:: What is needed ::
Answer with nothing but the number of lines that include the word "MPIONS".
━━━━━━
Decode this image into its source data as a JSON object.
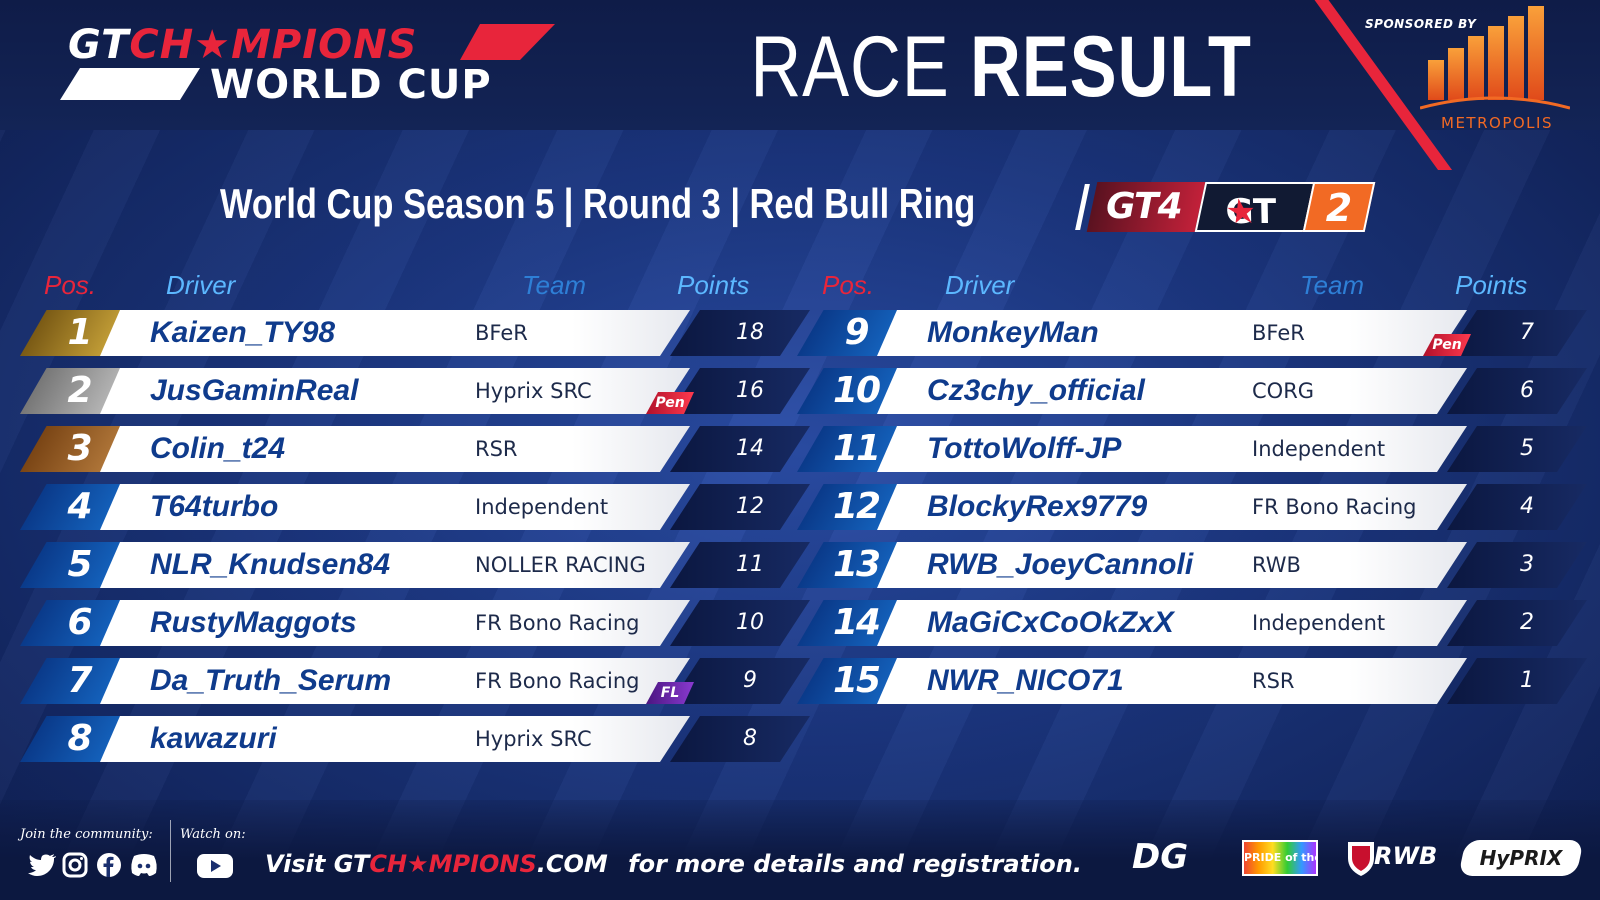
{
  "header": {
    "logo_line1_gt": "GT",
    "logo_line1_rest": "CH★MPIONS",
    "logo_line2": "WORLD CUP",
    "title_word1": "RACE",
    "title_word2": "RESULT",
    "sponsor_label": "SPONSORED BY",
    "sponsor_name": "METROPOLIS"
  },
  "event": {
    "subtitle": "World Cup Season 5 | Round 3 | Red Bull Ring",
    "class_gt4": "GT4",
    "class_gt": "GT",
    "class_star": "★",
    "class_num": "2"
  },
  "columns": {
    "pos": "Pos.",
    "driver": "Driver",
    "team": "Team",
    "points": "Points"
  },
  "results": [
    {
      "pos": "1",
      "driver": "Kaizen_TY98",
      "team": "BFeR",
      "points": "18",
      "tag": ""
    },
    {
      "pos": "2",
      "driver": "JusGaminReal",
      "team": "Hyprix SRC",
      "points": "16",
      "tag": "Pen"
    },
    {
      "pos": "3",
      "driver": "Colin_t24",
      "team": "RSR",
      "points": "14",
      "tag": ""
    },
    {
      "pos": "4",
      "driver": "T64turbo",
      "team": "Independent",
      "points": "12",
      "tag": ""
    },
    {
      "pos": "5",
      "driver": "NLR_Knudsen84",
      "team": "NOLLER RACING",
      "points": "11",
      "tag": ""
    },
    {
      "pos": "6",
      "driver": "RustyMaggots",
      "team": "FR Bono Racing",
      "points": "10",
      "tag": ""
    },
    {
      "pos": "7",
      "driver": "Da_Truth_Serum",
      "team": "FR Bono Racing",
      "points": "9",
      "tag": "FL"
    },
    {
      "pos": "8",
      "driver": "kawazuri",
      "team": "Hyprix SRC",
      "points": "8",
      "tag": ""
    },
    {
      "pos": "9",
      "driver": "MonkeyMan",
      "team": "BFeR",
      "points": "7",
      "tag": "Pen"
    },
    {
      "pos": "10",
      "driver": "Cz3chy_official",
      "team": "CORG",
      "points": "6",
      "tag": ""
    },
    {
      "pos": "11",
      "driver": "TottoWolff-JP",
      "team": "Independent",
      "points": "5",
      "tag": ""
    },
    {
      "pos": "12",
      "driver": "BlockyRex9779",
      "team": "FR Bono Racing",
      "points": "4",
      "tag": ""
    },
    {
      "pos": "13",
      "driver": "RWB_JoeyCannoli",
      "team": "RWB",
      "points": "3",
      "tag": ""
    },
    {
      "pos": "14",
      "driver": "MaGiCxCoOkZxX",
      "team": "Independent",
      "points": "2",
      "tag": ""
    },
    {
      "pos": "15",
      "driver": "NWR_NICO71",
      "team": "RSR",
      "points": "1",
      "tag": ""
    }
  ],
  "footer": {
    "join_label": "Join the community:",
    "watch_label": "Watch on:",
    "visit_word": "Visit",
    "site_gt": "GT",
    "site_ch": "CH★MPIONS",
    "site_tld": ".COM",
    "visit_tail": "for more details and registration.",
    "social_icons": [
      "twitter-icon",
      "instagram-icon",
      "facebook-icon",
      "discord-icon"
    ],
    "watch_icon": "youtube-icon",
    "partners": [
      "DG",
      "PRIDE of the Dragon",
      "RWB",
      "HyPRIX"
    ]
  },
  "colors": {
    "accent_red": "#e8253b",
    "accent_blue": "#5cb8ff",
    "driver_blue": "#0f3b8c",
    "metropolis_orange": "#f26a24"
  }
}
━━━━━━
:: Response ::
2